> **SHORT EXERCISE**:
Find the lines that include the string "JSON" and report how many there are. Give no other text.

> **Source data**:
·····
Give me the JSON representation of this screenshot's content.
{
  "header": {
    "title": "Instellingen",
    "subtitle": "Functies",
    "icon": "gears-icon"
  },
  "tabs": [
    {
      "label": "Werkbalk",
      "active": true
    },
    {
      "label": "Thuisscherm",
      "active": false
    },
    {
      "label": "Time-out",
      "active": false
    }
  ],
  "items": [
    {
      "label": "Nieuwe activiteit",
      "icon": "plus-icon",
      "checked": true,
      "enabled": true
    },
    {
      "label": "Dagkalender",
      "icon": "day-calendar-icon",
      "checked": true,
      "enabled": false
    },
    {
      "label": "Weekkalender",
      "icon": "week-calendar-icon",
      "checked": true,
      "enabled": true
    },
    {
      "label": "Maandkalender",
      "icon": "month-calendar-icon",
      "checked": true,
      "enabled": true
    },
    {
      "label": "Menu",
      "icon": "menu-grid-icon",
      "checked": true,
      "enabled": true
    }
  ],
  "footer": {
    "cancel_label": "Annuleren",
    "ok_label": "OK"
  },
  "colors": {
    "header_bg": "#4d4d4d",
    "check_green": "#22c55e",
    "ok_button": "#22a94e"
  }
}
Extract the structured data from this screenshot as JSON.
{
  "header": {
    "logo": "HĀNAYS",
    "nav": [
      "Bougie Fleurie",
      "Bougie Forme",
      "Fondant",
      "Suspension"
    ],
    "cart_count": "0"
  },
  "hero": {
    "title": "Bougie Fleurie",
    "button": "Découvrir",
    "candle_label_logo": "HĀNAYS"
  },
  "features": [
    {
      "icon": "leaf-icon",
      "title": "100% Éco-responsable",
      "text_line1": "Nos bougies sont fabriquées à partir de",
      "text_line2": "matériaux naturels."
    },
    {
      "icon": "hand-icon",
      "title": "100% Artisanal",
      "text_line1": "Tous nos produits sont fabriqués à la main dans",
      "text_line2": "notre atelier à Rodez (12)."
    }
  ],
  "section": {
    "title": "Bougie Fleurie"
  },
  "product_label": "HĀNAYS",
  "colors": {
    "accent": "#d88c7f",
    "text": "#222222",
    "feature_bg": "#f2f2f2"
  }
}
·····
> **TASK RESULT**:
2